WHAT THE EXERCISE ASKS: Recast every line of the records below as a Markdown table with the columns Row and Text, numbering the rows in order and leaving out blank lines.

# start of SUPPLIED MATERIAL

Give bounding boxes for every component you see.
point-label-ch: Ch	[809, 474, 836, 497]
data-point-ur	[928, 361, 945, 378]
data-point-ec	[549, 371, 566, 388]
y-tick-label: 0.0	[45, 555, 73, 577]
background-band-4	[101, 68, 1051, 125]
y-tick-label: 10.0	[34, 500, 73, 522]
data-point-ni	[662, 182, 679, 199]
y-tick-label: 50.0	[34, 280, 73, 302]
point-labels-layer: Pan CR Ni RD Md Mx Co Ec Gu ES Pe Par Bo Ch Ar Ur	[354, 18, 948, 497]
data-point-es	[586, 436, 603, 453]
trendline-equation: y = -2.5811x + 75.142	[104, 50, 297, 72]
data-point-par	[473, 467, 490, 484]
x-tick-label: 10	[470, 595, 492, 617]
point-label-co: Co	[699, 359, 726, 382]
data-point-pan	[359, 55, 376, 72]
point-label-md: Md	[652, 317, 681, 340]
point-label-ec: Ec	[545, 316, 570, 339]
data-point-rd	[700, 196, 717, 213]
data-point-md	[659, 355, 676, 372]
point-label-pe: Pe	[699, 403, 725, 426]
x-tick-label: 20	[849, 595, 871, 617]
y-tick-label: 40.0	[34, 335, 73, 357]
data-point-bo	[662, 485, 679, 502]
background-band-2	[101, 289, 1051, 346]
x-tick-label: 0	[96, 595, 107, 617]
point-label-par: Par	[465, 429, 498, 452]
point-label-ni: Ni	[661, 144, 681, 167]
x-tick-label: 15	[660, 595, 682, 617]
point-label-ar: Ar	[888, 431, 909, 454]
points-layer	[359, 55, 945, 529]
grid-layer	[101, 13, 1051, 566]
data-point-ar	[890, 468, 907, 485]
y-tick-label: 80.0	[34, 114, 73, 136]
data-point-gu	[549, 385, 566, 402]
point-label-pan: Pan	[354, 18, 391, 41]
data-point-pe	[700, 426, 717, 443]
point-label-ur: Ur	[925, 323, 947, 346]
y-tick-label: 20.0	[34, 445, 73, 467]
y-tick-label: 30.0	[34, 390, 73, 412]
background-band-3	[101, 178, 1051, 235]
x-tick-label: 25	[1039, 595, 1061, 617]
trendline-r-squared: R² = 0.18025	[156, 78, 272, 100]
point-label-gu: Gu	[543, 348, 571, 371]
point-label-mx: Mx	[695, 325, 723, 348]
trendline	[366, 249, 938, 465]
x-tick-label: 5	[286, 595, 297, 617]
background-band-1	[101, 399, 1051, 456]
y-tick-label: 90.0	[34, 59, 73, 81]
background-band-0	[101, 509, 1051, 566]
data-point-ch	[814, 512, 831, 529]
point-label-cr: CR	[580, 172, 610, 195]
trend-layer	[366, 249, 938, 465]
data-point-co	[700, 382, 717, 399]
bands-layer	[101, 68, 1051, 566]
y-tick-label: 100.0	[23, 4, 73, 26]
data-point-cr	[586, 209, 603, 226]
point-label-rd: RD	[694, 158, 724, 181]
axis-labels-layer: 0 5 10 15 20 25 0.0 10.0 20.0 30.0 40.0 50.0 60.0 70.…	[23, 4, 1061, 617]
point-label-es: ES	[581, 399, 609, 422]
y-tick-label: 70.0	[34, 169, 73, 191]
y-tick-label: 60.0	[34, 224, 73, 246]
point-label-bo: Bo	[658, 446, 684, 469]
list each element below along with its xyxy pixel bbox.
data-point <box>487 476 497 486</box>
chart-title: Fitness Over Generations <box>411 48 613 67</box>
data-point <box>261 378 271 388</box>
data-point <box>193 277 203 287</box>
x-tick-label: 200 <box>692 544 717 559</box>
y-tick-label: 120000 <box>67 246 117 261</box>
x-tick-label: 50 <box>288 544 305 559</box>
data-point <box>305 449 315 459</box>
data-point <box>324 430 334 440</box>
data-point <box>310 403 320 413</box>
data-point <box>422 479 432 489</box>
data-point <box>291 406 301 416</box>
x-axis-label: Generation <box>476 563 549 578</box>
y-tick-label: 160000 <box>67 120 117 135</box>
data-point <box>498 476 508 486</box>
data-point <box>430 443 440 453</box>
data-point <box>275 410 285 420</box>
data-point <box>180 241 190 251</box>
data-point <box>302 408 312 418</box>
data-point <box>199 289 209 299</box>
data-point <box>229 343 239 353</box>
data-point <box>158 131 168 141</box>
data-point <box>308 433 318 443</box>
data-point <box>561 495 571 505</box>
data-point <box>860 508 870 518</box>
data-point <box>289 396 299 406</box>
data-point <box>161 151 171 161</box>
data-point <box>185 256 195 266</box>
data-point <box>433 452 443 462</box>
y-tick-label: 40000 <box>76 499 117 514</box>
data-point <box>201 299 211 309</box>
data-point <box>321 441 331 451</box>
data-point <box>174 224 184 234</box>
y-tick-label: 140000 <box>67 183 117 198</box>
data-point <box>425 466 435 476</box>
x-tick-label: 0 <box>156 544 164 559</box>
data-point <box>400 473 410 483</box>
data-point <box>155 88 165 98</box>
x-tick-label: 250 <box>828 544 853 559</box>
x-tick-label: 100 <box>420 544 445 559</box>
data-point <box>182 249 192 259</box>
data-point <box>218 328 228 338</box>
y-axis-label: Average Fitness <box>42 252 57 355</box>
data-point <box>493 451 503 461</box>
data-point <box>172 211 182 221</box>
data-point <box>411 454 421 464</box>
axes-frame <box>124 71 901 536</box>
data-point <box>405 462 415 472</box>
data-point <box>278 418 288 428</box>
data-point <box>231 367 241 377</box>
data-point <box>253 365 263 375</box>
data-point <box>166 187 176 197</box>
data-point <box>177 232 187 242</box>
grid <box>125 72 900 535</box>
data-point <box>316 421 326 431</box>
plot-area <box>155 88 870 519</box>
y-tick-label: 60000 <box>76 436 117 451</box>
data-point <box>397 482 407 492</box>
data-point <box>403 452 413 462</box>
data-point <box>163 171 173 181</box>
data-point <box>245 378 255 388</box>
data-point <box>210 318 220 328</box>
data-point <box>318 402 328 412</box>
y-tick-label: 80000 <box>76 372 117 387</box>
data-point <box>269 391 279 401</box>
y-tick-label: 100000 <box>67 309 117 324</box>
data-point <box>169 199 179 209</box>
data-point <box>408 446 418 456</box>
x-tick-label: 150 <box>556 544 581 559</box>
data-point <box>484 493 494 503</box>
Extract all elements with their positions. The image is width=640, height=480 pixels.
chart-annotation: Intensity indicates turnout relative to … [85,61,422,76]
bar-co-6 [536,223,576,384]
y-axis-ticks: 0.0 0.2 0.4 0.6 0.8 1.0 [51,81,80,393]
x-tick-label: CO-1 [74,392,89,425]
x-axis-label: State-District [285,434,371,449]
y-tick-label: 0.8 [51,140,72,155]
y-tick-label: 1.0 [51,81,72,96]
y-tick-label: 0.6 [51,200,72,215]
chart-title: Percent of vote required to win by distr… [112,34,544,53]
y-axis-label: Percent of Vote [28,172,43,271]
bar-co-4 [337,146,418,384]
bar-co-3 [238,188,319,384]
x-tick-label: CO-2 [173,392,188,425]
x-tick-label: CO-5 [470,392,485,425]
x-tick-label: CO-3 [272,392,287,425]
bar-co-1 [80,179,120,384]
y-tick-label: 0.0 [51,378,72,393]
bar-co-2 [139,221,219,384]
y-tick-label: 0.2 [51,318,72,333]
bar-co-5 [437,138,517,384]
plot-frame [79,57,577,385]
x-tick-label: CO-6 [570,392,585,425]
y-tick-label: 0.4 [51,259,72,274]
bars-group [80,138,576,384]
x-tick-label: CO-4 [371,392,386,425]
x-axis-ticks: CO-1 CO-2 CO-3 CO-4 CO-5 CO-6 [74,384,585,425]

# end of SUPPLIED MATERIAL

FINAL RESULT:
| Row | Text |
|---|---|
| 1 | Give bounding boxes for every component you see. |
| 2 | point-label-ch: Ch	[809, 474, 836, 497] |
| 3 | data-point-ur	[928, 361, 945, 378] |
| 4 | data-point-ec	[549, 371, 566, 388] |
| 5 | y-tick-label: 0.0	[45, 555, 73, 577] |
| 6 | background-band-4	[101, 68, 1051, 125] |
| 7 | y-tick-label: 10.0	[34, 500, 73, 522] |
| 8 | data-point-ni	[662, 182, 679, 199] |
| 9 | y-tick-label: 50.0	[34, 280, 73, 302] |
| 10 | point-labels-layer: Pan CR Ni RD Md Mx Co Ec Gu ES Pe Par Bo Ch Ar Ur	[354, 18, 948, 497] |
| 11 | data-point-es	[586, 436, 603, 453] |
| 12 | trendline-equation: y = -2.5811x + 75.142	[104, 50, 297, 72] |
| 13 | data-point-par	[473, 467, 490, 484] |
| 14 | x-tick-label: 10	[470, 595, 492, 617] |
| 15 | point-label-co: Co	[699, 359, 726, 382] |
| 16 | data-point-pan	[359, 55, 376, 72] |
| 17 | point-label-md: Md	[652, 317, 681, 340] |
| 18 | point-label-ec: Ec	[545, 316, 570, 339] |
| 19 | data-point-rd	[700, 196, 717, 213] |
| 20 | data-point-md	[659, 355, 676, 372] |
| 21 | point-label-pe: Pe	[699, 403, 725, 426] |
| 22 | x-tick-label: 20	[849, 595, 871, 617] |
| 23 | y-tick-label: 40.0	[34, 335, 73, 357] |
| 24 | data-point-bo	[662, 485, 679, 502] |
| 25 | background-band-2	[101, 289, 1051, 346] |
| 26 | x-tick-label: 0	[96, 595, 107, 617] |
| 27 | point-label-par: Par	[465, 429, 498, 452] |
| 28 | point-label-ni: Ni	[661, 144, 681, 167] |
| 29 | x-tick-label: 15	[660, 595, 682, 617] |
| 30 | point-label-ar: Ar	[888, 431, 909, 454] |
| 31 | points-layer	[359, 55, 945, 529] |
| 32 | grid-layer	[101, 13, 1051, 566] |
| 33 | data-point-ar	[890, 468, 907, 485] |
| 34 | y-tick-label: 80.0	[34, 114, 73, 136] |
| 35 | data-point-gu	[549, 385, 566, 402] |
| 36 | point-label-pan: Pan	[354, 18, 391, 41] |
| 37 | data-point-pe	[700, 426, 717, 443] |
| 38 | point-label-ur: Ur	[925, 323, 947, 346] |
| 39 | y-tick-label: 20.0	[34, 445, 73, 467] |
| 40 | y-tick-label: 30.0	[34, 390, 73, 412] |
| 41 | background-band-3	[101, 178, 1051, 235] |
| 42 | x-tick-label: 25	[1039, 595, 1061, 617] |
| 43 | trendline-r-squared: R² = 0.18025	[156, 78, 272, 100] |
| 44 | point-label-gu: Gu	[543, 348, 571, 371] |
| 45 | point-label-mx: Mx	[695, 325, 723, 348] |
| 46 | trendline	[366, 249, 938, 465] |
| 47 | x-tick-label: 5	[286, 595, 297, 617] |
| 48 | background-band-1	[101, 399, 1051, 456] |
| 49 | y-tick-label: 90.0	[34, 59, 73, 81] |
| 50 | background-band-0	[101, 509, 1051, 566] |
| 51 | data-point-ch	[814, 512, 831, 529] |
| 52 | point-label-cr: CR	[580, 172, 610, 195] |
| 53 | trend-layer	[366, 249, 938, 465] |
| 54 | data-point-co	[700, 382, 717, 399] |
| 55 | bands-layer	[101, 68, 1051, 566] |
| 56 | y-tick-label: 100.0	[23, 4, 73, 26] |
| 57 | data-point-cr	[586, 209, 603, 226] |
| 58 | point-label-rd: RD	[694, 158, 724, 181] |
| 59 | axis-labels-layer: 0 5 10 15 20 25 0.0 10.0 20.0 30.0 40.0 50.0 60.0 70.…	[23, 4, 1061, 617] |
| 60 | point-label-es: ES	[581, 399, 609, 422] |
| 61 | y-tick-label: 70.0	[34, 169, 73, 191] |
| 62 | y-tick-label: 60.0	[34, 224, 73, 246] |
| 63 | point-label-bo: Bo	[658, 446, 684, 469] |
| 64 | list each element below along with its xyxy pixel bbox. |
| 65 | data-point <box>487 476 497 486</box> |
| 66 | chart-title: Fitness Over Generations <box>411 48 613 67</box> |
| 67 | data-point <box>261 378 271 388</box> |
| 68 | data-point <box>193 277 203 287</box> |
| 69 | x-tick-label: 200 <box>692 544 717 559</box> |
| 70 | y-tick-label: 120000 <box>67 246 117 261</box> |
| 71 | x-tick-label: 50 <box>288 544 305 559</box> |
| 72 | data-point <box>305 449 315 459</box> |
| 73 | data-point <box>324 430 334 440</box> |
| 74 | data-point <box>310 403 320 413</box> |
| 75 | data-point <box>422 479 432 489</box> |
| 76 | data-point <box>291 406 301 416</box> |
| 77 | x-axis-label: Generation <box>476 563 549 578</box> |
| 78 | y-tick-label: 160000 <box>67 120 117 135</box> |
| 79 | data-point <box>498 476 508 486</box> |
| 80 | data-point <box>430 443 440 453</box> |
| 81 | data-point <box>275 410 285 420</box> |
| 82 | data-point <box>180 241 190 251</box> |
| 83 | data-point <box>302 408 312 418</box> |
| 84 | data-point <box>199 289 209 299</box> |
| 85 | data-point <box>229 343 239 353</box> |
| 86 | data-point <box>158 131 168 141</box> |
| 87 | data-point <box>308 433 318 443</box> |
| 88 | data-point <box>561 495 571 505</box> |
| 89 | data-point <box>860 508 870 518</box> |
| 90 | data-point <box>289 396 299 406</box> |
| 91 | data-point <box>161 151 171 161</box> |
| 92 | data-point <box>185 256 195 266</box> |
| 93 | data-point <box>433 452 443 462</box> |
| 94 | y-tick-label: 40000 <box>76 499 117 514</box> |
| 95 | data-point <box>201 299 211 309</box> |
| 96 | data-point <box>321 441 331 451</box> |
| 97 | data-point <box>174 224 184 234</box> |
| 98 | y-tick-label: 140000 <box>67 183 117 198</box> |
| 99 | data-point <box>425 466 435 476</box> |
| 100 | x-tick-label: 0 <box>156 544 164 559</box> |
| 101 | data-point <box>400 473 410 483</box> |
| 102 | data-point <box>155 88 165 98</box> |
| 103 | x-tick-label: 250 <box>828 544 853 559</box> |
| 104 | x-tick-label: 100 <box>420 544 445 559</box> |
| 105 | data-point <box>182 249 192 259</box> |
| 106 | data-point <box>218 328 228 338</box> |
| 107 | y-axis-label: Average Fitness <box>42 252 57 355</box> |
| 108 | data-point <box>493 451 503 461</box> |
| 109 | data-point <box>172 211 182 221</box> |
| 110 | data-point <box>411 454 421 464</box> |
| 111 | axes-frame <box>124 71 901 536</box> |
| 112 | data-point <box>405 462 415 472</box> |
| 113 | data-point <box>278 418 288 428</box> |
| 114 | data-point <box>231 367 241 377</box> |
| 115 | data-point <box>253 365 263 375</box> |
| 116 | data-point <box>166 187 176 197</box> |
| 117 | data-point <box>177 232 187 242</box> |
| 118 | grid <box>125 72 900 535</box> |
| 119 | data-point <box>316 421 326 431</box> |
| 120 | plot-area <box>155 88 870 519</box> |
| 121 | y-tick-label: 60000 <box>76 436 117 451</box> |
| 122 | data-point <box>397 482 407 492</box> |
| 123 | data-point <box>403 452 413 462</box> |
| 124 | data-point <box>163 171 173 181</box> |
| 125 | data-point <box>245 378 255 388</box> |
| 126 | data-point <box>210 318 220 328</box> |
| 127 | data-point <box>318 402 328 412</box> |
| 128 | y-tick-label: 80000 <box>76 372 117 387</box> |
| 129 | data-point <box>269 391 279 401</box> |
| 130 | y-tick-label: 100000 <box>67 309 117 324</box> |
| 131 | data-point <box>169 199 179 209</box> |
| 132 | data-point <box>408 446 418 456</box> |
| 133 | x-tick-label: 150 <box>556 544 581 559</box> |
| 134 | data-point <box>484 493 494 503</box> |
| 135 | Extract all elements with their positions. The image is width=640, height=480 pixels. |
| 136 | chart-annotation: Intensity indicates turnout relative to … [85,61,422,76] |
| 137 | bar-co-6 [536,223,576,384] |
| 138 | y-axis-ticks: 0.0 0.2 0.4 0.6 0.8 1.0 [51,81,80,393] |
| 139 | x-tick-label: CO-1 [74,392,89,425] |
| 140 | x-axis-label: State-District [285,434,371,449] |
| 141 | y-tick-label: 0.8 [51,140,72,155] |
| 142 | y-tick-label: 1.0 [51,81,72,96] |
| 143 | y-tick-label: 0.6 [51,200,72,215] |
| 144 | chart-title: Percent of vote required to win by distr… [112,34,544,53] |
| 145 | y-axis-label: Percent of Vote [28,172,43,271] |
| 146 | bar-co-4 [337,146,418,384] |
| 147 | bar-co-3 [238,188,319,384] |
| 148 | x-tick-label: CO-2 [173,392,188,425] |
| 149 | x-tick-label: CO-5 [470,392,485,425] |
| 150 | x-tick-label: CO-3 [272,392,287,425] |
| 151 | bar-co-1 [80,179,120,384] |
| 152 | y-tick-label: 0.0 [51,378,72,393] |
| 153 | bar-co-2 [139,221,219,384] |
| 154 | y-tick-label: 0.2 [51,318,72,333] |
| 155 | bar-co-5 [437,138,517,384] |
| 156 | plot-frame [79,57,577,385] |
| 157 | x-tick-label: CO-6 [570,392,585,425] |
| 158 | y-tick-label: 0.4 [51,259,72,274] |
| 159 | bars-group [80,138,576,384] |
| 160 | x-tick-label: CO-4 [371,392,386,425] |
| 161 | x-axis-ticks: CO-1 CO-2 CO-3 CO-4 CO-5 CO-6 [74,384,585,425] |